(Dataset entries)
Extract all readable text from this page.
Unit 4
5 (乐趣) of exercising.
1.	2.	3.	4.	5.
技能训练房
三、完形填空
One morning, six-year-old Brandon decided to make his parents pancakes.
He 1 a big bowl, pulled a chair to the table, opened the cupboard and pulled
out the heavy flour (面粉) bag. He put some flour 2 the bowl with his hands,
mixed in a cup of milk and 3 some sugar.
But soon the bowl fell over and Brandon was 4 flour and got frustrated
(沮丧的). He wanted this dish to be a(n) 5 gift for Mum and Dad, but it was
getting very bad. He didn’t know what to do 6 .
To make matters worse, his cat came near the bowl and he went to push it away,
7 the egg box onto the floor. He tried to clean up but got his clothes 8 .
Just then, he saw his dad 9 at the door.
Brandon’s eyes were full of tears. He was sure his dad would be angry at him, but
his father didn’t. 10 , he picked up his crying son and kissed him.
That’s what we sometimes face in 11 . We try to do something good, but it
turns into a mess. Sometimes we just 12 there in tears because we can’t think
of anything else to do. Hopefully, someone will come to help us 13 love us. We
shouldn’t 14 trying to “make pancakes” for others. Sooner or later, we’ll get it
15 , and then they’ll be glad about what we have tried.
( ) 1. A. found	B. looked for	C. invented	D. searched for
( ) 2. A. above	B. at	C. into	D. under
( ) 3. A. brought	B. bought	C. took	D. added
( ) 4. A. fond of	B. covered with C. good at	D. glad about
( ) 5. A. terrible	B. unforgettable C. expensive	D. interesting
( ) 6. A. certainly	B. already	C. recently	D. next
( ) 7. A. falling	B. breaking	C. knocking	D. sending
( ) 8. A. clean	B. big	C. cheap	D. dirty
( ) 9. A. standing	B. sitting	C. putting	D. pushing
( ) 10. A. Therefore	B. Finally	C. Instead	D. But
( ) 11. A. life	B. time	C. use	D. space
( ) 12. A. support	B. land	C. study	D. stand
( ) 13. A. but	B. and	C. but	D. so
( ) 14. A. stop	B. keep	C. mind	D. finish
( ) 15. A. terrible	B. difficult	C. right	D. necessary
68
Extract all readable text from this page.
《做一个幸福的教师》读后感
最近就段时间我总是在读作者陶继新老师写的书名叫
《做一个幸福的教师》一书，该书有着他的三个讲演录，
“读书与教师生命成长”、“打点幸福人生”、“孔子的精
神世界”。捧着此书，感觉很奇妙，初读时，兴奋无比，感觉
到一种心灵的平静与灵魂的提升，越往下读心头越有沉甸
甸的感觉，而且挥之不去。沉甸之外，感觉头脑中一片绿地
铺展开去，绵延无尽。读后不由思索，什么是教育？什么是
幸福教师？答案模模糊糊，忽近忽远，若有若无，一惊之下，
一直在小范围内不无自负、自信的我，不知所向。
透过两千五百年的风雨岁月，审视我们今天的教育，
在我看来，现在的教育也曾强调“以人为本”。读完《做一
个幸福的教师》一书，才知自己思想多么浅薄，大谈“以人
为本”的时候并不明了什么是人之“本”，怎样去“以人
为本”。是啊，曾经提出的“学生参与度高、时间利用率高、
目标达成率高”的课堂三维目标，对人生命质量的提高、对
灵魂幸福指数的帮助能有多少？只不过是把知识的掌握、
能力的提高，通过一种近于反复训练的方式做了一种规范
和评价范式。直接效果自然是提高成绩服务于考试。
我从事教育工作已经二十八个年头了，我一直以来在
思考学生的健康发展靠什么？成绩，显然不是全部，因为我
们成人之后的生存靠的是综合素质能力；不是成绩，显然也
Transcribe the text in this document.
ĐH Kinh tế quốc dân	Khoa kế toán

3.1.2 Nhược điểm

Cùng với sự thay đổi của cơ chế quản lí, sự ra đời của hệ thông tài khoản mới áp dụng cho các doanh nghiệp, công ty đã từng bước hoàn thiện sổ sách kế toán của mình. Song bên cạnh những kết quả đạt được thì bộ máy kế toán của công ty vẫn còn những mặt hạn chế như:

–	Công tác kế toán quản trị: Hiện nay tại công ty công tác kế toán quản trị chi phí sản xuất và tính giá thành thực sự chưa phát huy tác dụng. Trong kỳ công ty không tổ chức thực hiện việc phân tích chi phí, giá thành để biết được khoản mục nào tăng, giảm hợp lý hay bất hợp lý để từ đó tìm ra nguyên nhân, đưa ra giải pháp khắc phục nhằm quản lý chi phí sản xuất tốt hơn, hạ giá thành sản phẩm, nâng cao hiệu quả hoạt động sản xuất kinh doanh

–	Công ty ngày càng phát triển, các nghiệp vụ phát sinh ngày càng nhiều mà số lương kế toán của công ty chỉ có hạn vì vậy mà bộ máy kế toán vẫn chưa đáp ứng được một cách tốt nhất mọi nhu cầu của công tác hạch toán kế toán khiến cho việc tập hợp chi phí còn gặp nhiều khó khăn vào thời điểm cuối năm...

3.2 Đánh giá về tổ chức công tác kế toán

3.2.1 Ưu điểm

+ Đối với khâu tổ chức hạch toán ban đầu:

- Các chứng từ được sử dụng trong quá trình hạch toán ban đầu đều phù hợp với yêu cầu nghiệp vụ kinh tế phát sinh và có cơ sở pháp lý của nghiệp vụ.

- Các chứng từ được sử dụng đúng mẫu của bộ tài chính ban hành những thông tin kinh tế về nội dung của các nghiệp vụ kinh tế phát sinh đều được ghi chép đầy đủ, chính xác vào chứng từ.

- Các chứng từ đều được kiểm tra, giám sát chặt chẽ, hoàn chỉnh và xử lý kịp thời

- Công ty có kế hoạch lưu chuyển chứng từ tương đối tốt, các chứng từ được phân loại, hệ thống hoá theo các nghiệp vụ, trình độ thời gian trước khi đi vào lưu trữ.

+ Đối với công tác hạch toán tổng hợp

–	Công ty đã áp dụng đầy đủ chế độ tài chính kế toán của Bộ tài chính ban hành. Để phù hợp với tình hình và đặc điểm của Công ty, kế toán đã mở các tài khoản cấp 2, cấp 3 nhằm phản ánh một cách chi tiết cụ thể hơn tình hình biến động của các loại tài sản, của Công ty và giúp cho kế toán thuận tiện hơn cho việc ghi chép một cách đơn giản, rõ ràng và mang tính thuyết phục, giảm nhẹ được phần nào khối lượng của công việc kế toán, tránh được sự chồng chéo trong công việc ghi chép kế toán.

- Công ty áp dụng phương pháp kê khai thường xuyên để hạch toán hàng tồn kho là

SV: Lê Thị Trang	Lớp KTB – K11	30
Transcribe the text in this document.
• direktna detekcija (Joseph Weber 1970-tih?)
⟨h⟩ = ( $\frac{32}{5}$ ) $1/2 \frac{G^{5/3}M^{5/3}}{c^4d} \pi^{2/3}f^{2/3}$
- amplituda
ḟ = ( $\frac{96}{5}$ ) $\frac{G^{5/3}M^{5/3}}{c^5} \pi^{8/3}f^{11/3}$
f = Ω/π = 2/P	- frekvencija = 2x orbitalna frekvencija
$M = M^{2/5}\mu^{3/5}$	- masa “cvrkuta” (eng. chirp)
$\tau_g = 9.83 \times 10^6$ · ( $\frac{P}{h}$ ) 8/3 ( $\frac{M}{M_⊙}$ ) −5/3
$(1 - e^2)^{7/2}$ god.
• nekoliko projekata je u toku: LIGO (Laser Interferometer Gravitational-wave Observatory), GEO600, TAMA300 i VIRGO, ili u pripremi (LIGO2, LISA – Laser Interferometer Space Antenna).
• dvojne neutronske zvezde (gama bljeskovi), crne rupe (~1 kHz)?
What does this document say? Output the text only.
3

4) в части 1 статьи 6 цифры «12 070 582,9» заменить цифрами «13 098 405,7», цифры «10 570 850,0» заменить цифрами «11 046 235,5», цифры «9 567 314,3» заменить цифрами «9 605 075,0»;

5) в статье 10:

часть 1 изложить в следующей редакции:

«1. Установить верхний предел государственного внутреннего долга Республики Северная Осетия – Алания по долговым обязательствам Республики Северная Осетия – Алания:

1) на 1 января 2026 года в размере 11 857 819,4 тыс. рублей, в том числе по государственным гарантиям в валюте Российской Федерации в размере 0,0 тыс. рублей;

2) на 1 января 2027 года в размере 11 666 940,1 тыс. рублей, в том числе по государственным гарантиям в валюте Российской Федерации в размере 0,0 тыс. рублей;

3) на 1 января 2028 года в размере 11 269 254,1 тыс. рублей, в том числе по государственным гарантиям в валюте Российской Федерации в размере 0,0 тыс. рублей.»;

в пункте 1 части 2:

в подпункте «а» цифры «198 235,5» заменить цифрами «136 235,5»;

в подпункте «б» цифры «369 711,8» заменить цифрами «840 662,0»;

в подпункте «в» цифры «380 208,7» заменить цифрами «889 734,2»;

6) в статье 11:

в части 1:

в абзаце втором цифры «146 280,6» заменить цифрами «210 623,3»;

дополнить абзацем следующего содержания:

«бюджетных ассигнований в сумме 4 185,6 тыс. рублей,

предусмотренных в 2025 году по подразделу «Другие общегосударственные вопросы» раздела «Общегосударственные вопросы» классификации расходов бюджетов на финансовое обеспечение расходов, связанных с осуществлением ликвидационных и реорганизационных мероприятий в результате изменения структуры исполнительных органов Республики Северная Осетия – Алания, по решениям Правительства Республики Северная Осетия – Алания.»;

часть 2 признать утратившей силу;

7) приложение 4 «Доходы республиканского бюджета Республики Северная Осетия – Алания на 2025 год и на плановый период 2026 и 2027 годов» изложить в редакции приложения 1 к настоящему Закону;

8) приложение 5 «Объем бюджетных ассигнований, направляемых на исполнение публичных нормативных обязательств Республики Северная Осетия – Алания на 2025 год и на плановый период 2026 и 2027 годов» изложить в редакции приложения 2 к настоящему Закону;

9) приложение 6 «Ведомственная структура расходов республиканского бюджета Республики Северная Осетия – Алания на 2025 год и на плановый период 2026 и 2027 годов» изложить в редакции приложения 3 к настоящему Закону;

> **AIM**
Across the data, tally the lines containing "размере" and give back the number alone.

> **SOLUTION TO THE PROBLEM**
3